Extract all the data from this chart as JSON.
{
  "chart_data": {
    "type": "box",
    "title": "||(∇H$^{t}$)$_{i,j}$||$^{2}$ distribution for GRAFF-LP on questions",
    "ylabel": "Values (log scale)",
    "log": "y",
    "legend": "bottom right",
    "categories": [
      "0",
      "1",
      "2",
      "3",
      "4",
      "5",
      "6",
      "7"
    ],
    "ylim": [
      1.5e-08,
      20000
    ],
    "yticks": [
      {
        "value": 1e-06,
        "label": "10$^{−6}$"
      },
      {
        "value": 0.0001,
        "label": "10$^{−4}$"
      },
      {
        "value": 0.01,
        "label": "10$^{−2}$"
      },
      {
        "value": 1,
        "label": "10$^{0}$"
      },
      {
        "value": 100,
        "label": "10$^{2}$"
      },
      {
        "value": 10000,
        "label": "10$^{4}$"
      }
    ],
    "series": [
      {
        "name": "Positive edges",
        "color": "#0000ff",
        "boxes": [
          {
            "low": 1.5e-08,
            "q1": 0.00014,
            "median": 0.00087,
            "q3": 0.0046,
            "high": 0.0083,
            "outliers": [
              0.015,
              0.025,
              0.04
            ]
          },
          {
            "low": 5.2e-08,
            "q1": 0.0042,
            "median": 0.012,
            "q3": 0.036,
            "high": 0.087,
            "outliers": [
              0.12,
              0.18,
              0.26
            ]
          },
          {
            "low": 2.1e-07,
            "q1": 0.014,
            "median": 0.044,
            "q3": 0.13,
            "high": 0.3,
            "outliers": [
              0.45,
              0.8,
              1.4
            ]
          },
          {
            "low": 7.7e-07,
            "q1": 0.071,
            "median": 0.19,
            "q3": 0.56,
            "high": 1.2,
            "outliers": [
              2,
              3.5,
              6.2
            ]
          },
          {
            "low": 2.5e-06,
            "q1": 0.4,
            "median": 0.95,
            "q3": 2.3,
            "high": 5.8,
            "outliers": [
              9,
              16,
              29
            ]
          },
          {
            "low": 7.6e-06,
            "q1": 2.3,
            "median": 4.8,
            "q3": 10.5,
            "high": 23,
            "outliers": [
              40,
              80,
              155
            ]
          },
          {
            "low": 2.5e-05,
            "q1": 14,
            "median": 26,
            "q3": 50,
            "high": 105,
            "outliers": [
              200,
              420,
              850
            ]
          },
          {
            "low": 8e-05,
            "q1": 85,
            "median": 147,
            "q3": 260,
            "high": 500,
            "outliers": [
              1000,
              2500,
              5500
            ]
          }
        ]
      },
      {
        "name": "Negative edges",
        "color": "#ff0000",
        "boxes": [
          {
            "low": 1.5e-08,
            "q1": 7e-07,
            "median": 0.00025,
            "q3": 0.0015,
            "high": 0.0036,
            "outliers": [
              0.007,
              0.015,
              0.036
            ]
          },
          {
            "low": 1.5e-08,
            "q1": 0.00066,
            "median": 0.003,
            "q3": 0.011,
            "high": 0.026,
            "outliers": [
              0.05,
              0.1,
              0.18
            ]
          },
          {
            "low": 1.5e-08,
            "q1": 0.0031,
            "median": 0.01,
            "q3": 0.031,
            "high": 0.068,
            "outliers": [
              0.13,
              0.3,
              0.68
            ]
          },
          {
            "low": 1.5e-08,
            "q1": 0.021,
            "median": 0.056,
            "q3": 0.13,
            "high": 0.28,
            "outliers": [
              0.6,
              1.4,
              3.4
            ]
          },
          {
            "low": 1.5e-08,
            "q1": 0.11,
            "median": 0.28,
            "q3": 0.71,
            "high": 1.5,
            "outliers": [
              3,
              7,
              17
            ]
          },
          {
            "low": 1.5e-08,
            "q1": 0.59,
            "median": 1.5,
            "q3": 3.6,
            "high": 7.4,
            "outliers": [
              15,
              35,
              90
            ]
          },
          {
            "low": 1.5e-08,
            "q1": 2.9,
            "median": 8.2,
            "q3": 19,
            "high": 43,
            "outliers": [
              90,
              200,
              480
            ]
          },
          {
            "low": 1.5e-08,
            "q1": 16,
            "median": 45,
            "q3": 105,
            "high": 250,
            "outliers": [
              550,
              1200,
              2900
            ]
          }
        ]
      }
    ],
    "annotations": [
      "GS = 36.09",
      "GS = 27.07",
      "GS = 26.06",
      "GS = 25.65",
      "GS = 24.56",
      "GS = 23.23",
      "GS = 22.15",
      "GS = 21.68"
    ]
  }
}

|---|

### [Given task]
Give back each line above precisely as it stands.

### [Written answer]
Extract all the data from this chart as JSON.
{
  "chart_data": {
    "type": "box",
    "title": "||(∇H$^{t}$)$_{i,j}$||$^{2}$ distribution for GRAFF-LP on questions",
    "ylabel": "Values (log scale)",
    "log": "y",
    "legend": "bottom right",
    "categories": [
      "0",
      "1",
      "2",
      "3",
      "4",
      "5",
      "6",
      "7"
    ],
    "ylim": [
      1.5e-08,
      20000
    ],
    "yticks": [
      {
        "value": 1e-06,
        "label": "10$^{−6}$"
      },
      {
        "value": 0.0001,
        "label": "10$^{−4}$"
      },
      {
        "value": 0.01,
        "label": "10$^{−2}$"
      },
      {
        "value": 1,
        "label": "10$^{0}$"
      },
      {
        "value": 100,
        "label": "10$^{2}$"
      },
      {
        "value": 10000,
        "label": "10$^{4}$"
      }
    ],
    "series": [
      {
        "name": "Positive edges",
        "color": "#0000ff",
        "boxes": [
          {
            "low": 1.5e-08,
            "q1": 0.00014,
            "median": 0.00087,
            "q3": 0.0046,
            "high": 0.0083,
            "outliers": [
              0.015,
              0.025,
              0.04
            ]
          },
          {
            "low": 5.2e-08,
            "q1": 0.0042,
            "median": 0.012,
            "q3": 0.036,
            "high": 0.087,
            "outliers": [
              0.12,
              0.18,
              0.26
            ]
          },
          {
            "low": 2.1e-07,
            "q1": 0.014,
            "median": 0.044,
            "q3": 0.13,
            "high": 0.3,
            "outliers": [
              0.45,
              0.8,
              1.4
            ]
          },
          {
            "low": 7.7e-07,
            "q1": 0.071,
            "median": 0.19,
            "q3": 0.56,
            "high": 1.2,
            "outliers": [
              2,
              3.5,
              6.2
            ]
          },
          {
            "low": 2.5e-06,
            "q1": 0.4,
            "median": 0.95,
            "q3": 2.3,
            "high": 5.8,
            "outliers": [
              9,
              16,
              29
            ]
          },
          {
            "low": 7.6e-06,
            "q1": 2.3,
            "median": 4.8,
            "q3": 10.5,
            "high": 23,
            "outliers": [
              40,
              80,
              155
            ]
          },
          {
            "low": 2.5e-05,
            "q1": 14,
            "median": 26,
            "q3": 50,
            "high": 105,
            "outliers": [
              200,
              420,
              850
            ]
          },
          {
            "low": 8e-05,
            "q1": 85,
            "median": 147,
            "q3": 260,
            "high": 500,
            "outliers": [
              1000,
              2500,
              5500
            ]
          }
        ]
      },
      {
        "name": "Negative edges",
        "color": "#ff0000",
        "boxes": [
          {
            "low": 1.5e-08,
            "q1": 7e-07,
            "median": 0.00025,
            "q3": 0.0015,
            "high": 0.0036,
            "outliers": [
              0.007,
              0.015,
              0.036
            ]
          },
          {
            "low": 1.5e-08,
            "q1": 0.00066,
            "median": 0.003,
            "q3": 0.011,
            "high": 0.026,
            "outliers": [
              0.05,
              0.1,
              0.18
            ]
          },
          {
            "low": 1.5e-08,
            "q1": 0.0031,
            "median": 0.01,
            "q3": 0.031,
            "high": 0.068,
            "outliers": [
              0.13,
              0.3,
              0.68
            ]
          },
          {
            "low": 1.5e-08,
            "q1": 0.021,
            "median": 0.056,
            "q3": 0.13,
            "high": 0.28,
            "outliers": [
              0.6,
              1.4,
              3.4
            ]
          },
          {
            "low": 1.5e-08,
            "q1": 0.11,
            "median": 0.28,
            "q3": 0.71,
            "high": 1.5,
            "outliers": [
              3,
              7,
              17
            ]
          },
          {
            "low": 1.5e-08,
            "q1": 0.59,
            "median": 1.5,
            "q3": 3.6,
            "high": 7.4,
            "outliers": [
              15,
              35,
              90
            ]
          },
          {
            "low": 1.5e-08,
            "q1": 2.9,
            "median": 8.2,
            "q3": 19,
            "high": 43,
            "outliers": [
              90,
              200,
              480
            ]
          },
          {
            "low": 1.5e-08,
            "q1": 16,
            "median": 45,
            "q3": 105,
            "high": 250,
            "outliers": [
              550,
              1200,
              2900
            ]
          }
        ]
      }
    ],
    "annotations": [
      "GS = 36.09",
      "GS = 27.07",
      "GS = 26.06",
      "GS = 25.65",
      "GS = 24.56",
      "GS = 23.23",
      "GS = 22.15",
      "GS = 21.68"
    ]
  }
}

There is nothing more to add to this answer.